Electric vehicles (EV) importers and enthusiasts state the European Commission’s initiatives to impose hefty tariffs on China imported and produced EVs will largely impact its CO2 emission goals.
Last week, Member States voted in favour of passing the European Commission’s tariffs on electric vehicles produced and imported from China.
The introduction of imposing harsh tariffs stems from concerns that Chinese EVs are being sold at low prices because of government subsidies. In turn, The European Commission notes that this gives Chinese companies an unfair advantage over European manufacturers.
Commenting on the imminent implementation of the tariffs, Founder and Moderator of EV Malta Community Luke Zammit, tells MaltaCEOs.mt that it is important to understand the context behind tariffs and that despite the intention to favour European automakers, some are against them.
Mr Zammit shares that the Chinese Government started pushing EV use around 20 years ago, 10 years before the EU showed interest.

### Work order 1
In the article on EU tariffs for Chinese electric vehicles, when did the Chinese Government start pushing EV use?
### Work order 2
Write a continuation of the article on EU tariffs for Chinese electric vehicles, starting after its last sentence.

[Stored records]
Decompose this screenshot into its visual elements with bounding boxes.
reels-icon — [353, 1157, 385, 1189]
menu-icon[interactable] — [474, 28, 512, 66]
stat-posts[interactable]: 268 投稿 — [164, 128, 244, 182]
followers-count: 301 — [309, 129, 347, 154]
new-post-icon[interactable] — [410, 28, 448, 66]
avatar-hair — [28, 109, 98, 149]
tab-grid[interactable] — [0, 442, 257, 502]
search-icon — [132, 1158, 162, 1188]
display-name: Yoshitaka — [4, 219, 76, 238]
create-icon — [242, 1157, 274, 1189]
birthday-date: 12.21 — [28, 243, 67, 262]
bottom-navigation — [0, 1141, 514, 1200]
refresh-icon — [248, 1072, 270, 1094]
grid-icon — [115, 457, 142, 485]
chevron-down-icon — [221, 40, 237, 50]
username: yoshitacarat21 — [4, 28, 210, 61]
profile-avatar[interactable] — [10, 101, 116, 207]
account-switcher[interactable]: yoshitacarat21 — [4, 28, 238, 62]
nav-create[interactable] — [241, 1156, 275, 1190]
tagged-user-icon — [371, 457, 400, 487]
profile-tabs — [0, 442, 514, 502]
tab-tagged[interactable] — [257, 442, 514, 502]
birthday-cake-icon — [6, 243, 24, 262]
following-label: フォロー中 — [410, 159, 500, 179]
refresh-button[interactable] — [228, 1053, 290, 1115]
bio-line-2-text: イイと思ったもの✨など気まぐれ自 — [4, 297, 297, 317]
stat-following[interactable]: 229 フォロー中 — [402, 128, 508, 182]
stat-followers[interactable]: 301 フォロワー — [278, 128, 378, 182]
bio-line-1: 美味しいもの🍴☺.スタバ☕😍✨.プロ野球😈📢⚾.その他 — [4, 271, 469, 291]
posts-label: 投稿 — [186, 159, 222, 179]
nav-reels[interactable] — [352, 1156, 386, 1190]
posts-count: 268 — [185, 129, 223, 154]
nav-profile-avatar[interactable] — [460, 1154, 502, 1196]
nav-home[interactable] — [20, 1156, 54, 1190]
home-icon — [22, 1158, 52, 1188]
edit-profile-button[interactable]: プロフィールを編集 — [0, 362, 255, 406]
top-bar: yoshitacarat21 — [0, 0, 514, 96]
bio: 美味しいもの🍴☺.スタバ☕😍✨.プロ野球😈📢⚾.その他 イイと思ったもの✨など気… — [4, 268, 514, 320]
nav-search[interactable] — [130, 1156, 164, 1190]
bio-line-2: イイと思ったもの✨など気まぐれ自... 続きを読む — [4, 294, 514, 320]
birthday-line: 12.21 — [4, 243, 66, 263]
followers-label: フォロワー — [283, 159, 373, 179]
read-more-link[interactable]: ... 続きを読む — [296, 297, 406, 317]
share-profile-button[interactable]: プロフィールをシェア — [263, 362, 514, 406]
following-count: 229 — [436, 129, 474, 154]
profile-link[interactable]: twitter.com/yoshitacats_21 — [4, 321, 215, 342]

### Written reply 1
Around 20 years ago, 10 years before the EU showed interest.

### Written reply 2
In that decade, he adds, China gained significant advantage on the market, not only in terms of labour but also when it comes to resources and components that are needed to build an EV battery.
“Subsequently, the Chinese Government introduced subsidies not only for prospective buyers but also those that manufacture,” he says.
Now, he remarks, the EU is claiming that European automakers are disadvantaged “which might be the case.”
However, he acknowledges that various European manufacturers are afraid of the repercussions, notably because they are heavily reliant on the Chinese market. Despite having to sell EVs at a higher price, “European brands’ business is dependent on sales in China.”
“If the Chinese Government decides to retaliate, European companies stand to lose much more than China and that is why there was a situation where many were against the tariffs,” Mr Zammit remarks.
He believes that the EU should tap into its funds and “subsidize the cost of producing an EV at the manufacturing level in Europe.”
Ultimately, he adds, if the EU’s intention is to reach the no petrol and diesel sales target by the stipulated date, countries need to find a way forward “and Chinese cars were a stepping stone in reaching that target.”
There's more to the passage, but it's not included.